* _Requirements_: Would you repeat the listing exactly but omit every picture?
==== Source records ====
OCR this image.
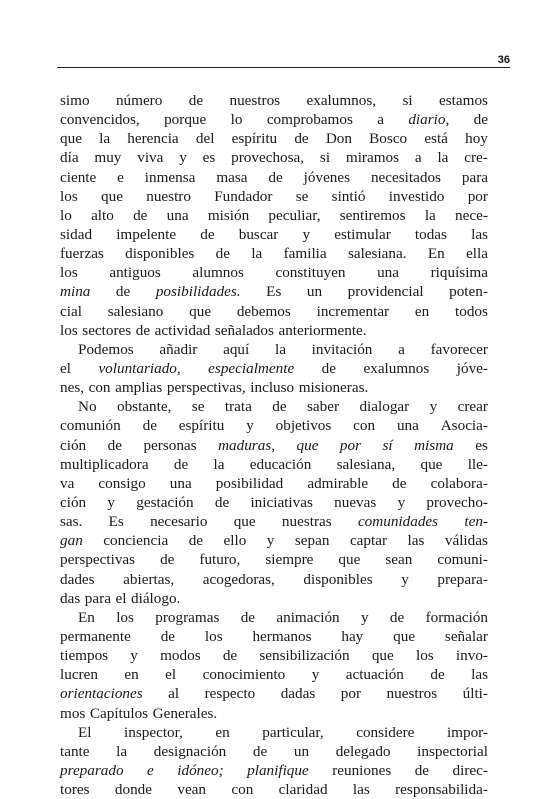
36
simo número de nuestros exalumnos, si estamos
convencidos, porque lo comprobamos a diario, de
que la herencia del espíritu de Don Bosco está hoy
día muy viva y es provechosa, si miramos a la cre-
ciente e inmensa masa de jóvenes necesitados para
los que nuestro Fundador se sintió investido por
lo alto de una misión peculiar, sentiremos la nece-
sidad impelente de buscar y estimular todas las
fuerzas disponibles de la familia salesiana. En ella
los antiguos alumnos constituyen una riquísima
mina de posibilidades. Es un providencial poten-
cial salesiano que debemos incrementar en todos
los sectores de actividad señalados anteriormente.
Podemos añadir aquí la invitación a favorecer
el voluntariado, especialmente de exalumnos jóve-
nes, con amplias perspectivas, incluso misioneras.
No obstante, se trata de saber dialogar y crear
comunión de espíritu y objetivos con una Asocia-
ción de personas maduras, que por sí misma es
multiplicadora de la educación salesiana, que lle-
va consigo una posibilidad admirable de colabora-
ción y gestación de iniciativas nuevas y provecho-
sas. Es necesario que nuestras comunidades ten-
gan conciencia de ello y sepan captar las válidas
perspectivas de futuro, siempre que sean comuni-
dades abiertas, acogedoras, disponibles y prepara-
das para el diálogo.
En los programas de animación y de formación
permanente de los hermanos hay que señalar
tiempos y modos de sensibilización que los invo-
lucren en el conocimiento y actuación de las
orientaciones al respecto dadas por nuestros últi-
mos Capítulos Generales.
El inspector, en particular, considere impor-
tante la designación de un delegado inspectorial
preparado e idóneo; planifique reuniones de direc-
tores donde vean con claridad las responsabilida-
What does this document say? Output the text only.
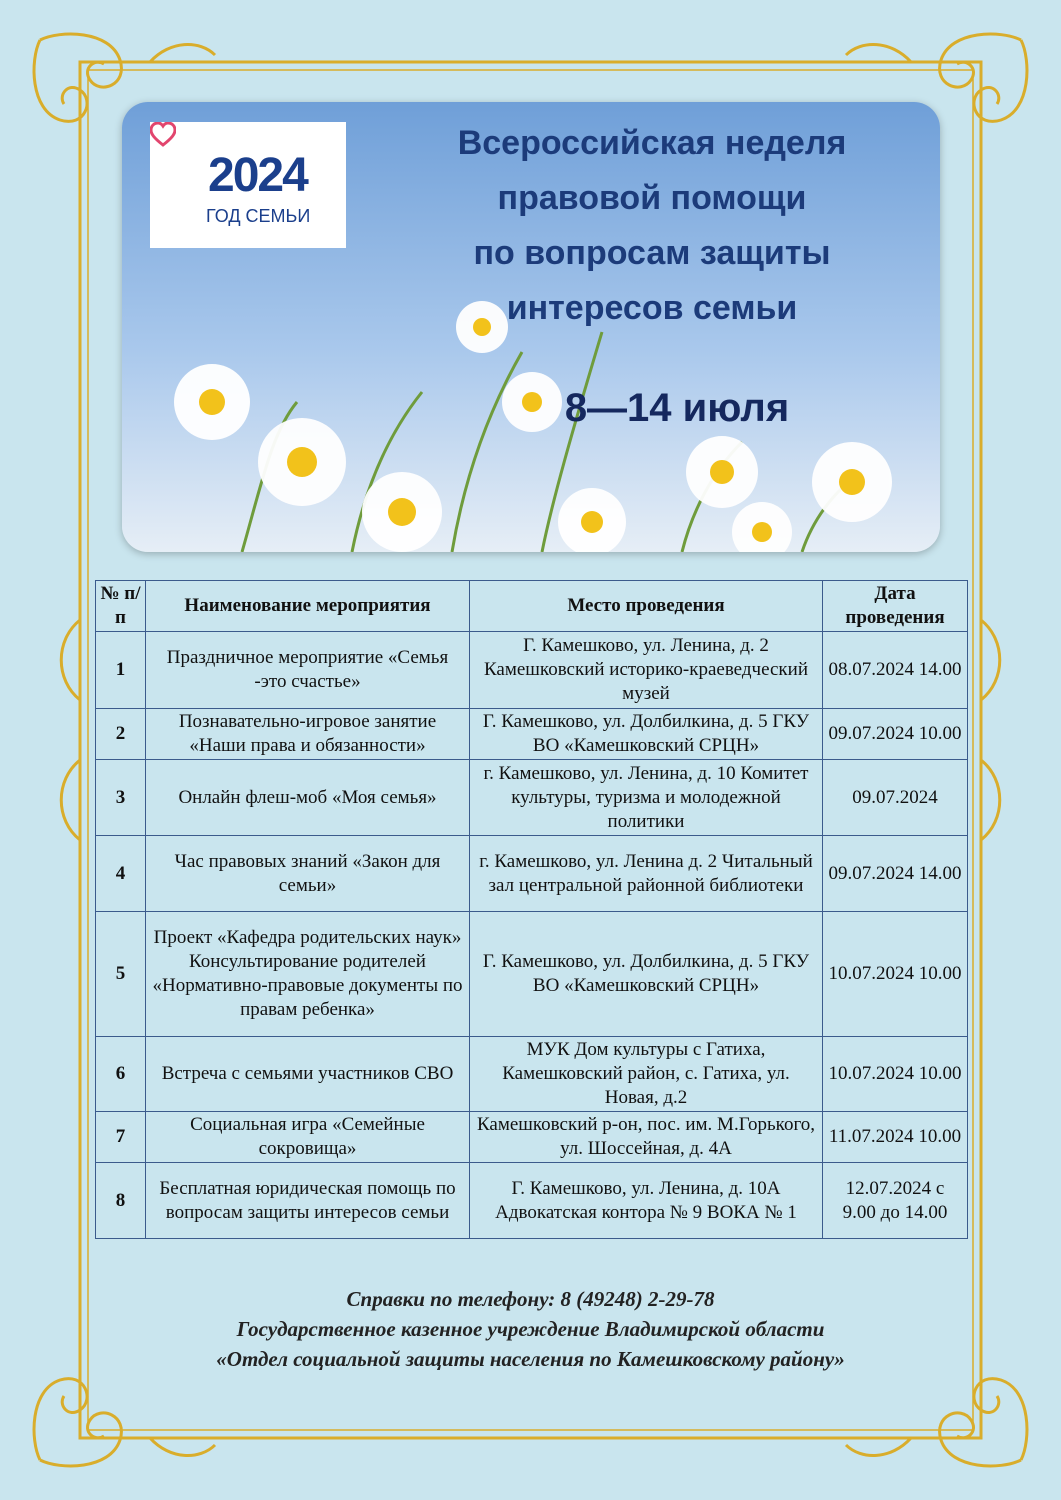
2024
ГОД СЕМЬИ
Всероссийская неделя
правовой помощи
по вопросам защиты
интересов семьи
8—14 июля
№ п/п	Наименование мероприятия	Место проведения	Дата проведения
1	Праздничное мероприятие «Семья -это счастье»	Г. Камешково, ул. Ленина, д. 2 Камешковский историко-краеведческий музей	08.07.2024 14.00
2	Познавательно-игровое занятие «Наши права и обязанности»	Г. Камешково, ул. Долбилкина, д. 5 ГКУ ВО «Камешковский СРЦН»	09.07.2024 10.00
3	Онлайн флеш-моб «Моя семья»	г. Камешково, ул. Ленина, д. 10 Комитет культуры, туризма и молодежной политики	09.07.2024
4	Час правовых знаний «Закон для семьи»	г. Камешково, ул. Ленина д. 2 Читальный зал центральной районной библиотеки	09.07.2024 14.00
5	Проект «Кафедра родительских наук» Консультирование родителей «Нормативно-правовые документы по правам ребенка»	Г. Камешково, ул. Долбилкина, д. 5 ГКУ ВО «Камешковский СРЦН»	10.07.2024 10.00
6	Встреча с семьями участников СВО	МУК Дом культуры с Гатиха, Камешковский район, с. Гатиха, ул. Новая, д.2	10.07.2024 10.00
7	Социальная игра «Семейные сокровища»	Камешковский р-он, пос. им. М.Горького, ул. Шоссейная, д. 4А	11.07.2024 10.00
8	Бесплатная юридическая помощь по вопросам защиты интересов семьи	Г. Камешково, ул. Ленина, д. 10А Адвокатская контора № 9 ВОКА № 1	12.07.2024 с 9.00 до 14.00
Справки по телефону: 8 (49248) 2-29-78
Государственное казенное учреждение Владимирской области
«Отдел социальной защиты населения по Камешковскому району»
====
* _Solution for this exercise_:
OCR this image.
36
simo número de nuestros exalumnos, si estamos
convencidos, porque lo comprobamos a diario, de
que la herencia del espíritu de Don Bosco está hoy
día muy viva y es provechosa, si miramos a la cre-
ciente e inmensa masa de jóvenes necesitados para
los que nuestro Fundador se sintió investido por
lo alto de una misión peculiar, sentiremos la nece-
sidad impelente de buscar y estimular todas las
fuerzas disponibles de la familia salesiana. En ella
los antiguos alumnos constituyen una riquísima
mina de posibilidades. Es un providencial poten-
cial salesiano que debemos incrementar en todos
los sectores de actividad señalados anteriormente.
Podemos añadir aquí la invitación a favorecer
el voluntariado, especialmente de exalumnos jóve-
nes, con amplias perspectivas, incluso misioneras.
No obstante, se trata de saber dialogar y crear
comunión de espíritu y objetivos con una Asocia-
ción de personas maduras, que por sí misma es
multiplicadora de la educación salesiana, que lle-
va consigo una posibilidad admirable de colabora-
ción y gestación de iniciativas nuevas y provecho-
sas. Es necesario que nuestras comunidades ten-
gan conciencia de ello y sepan captar las válidas
perspectivas de futuro, siempre que sean comuni-
dades abiertas, acogedoras, disponibles y prepara-
das para el diálogo.
En los programas de animación y de formación
permanente de los hermanos hay que señalar
tiempos y modos de sensibilización que los invo-
lucren en el conocimiento y actuación de las
orientaciones al respecto dadas por nuestros últi-
mos Capítulos Generales.
El inspector, en particular, considere impor-
tante la designación de un delegado inspectorial
preparado e idóneo; planifique reuniones de direc-
tores donde vean con claridad las responsabilida-
What does this document say? Output the text only.
2024
ГОД СЕМЬИ
Всероссийская неделя
правовой помощи
по вопросам защиты
интересов семьи
8—14 июля
№ п/п	Наименование мероприятия	Место проведения	Дата проведения
1	Праздничное мероприятие «Семья -это счастье»	Г. Камешково, ул. Ленина, д. 2 Камешковский историко-краеведческий музей	08.07.2024 14.00
2	Познавательно-игровое занятие «Наши права и обязанности»	Г. Камешково, ул. Долбилкина, д. 5 ГКУ ВО «Камешковский СРЦН»	09.07.2024 10.00
3	Онлайн флеш-моб «Моя семья»	г. Камешково, ул. Ленина, д. 10 Комитет культуры, туризма и молодежной политики	09.07.2024
4	Час правовых знаний «Закон для семьи»	г. Камешково, ул. Ленина д. 2 Читальный зал центральной районной библиотеки	09.07.2024 14.00
5	Проект «Кафедра родительских наук» Консультирование родителей «Нормативно-правовые документы по правам ребенка»	Г. Камешково, ул. Долбилкина, д. 5 ГКУ ВО «Камешковский СРЦН»	10.07.2024 10.00
6	Встреча с семьями участников СВО	МУК Дом культуры с Гатиха, Камешковский район, с. Гатиха, ул. Новая, д.2	10.07.2024 10.00
7	Социальная игра «Семейные сокровища»	Камешковский р-он, пос. им. М.Горького, ул. Шоссейная, д. 4А	11.07.2024 10.00
8	Бесплатная юридическая помощь по вопросам защиты интересов семьи	Г. Камешково, ул. Ленина, д. 10А Адвокатская контора № 9 ВОКА № 1	12.07.2024 с 9.00 до 14.00
Справки по телефону: 8 (49248) 2-29-78
Государственное казенное учреждение Владимирской области
«Отдел социальной защиты населения по Камешковскому району»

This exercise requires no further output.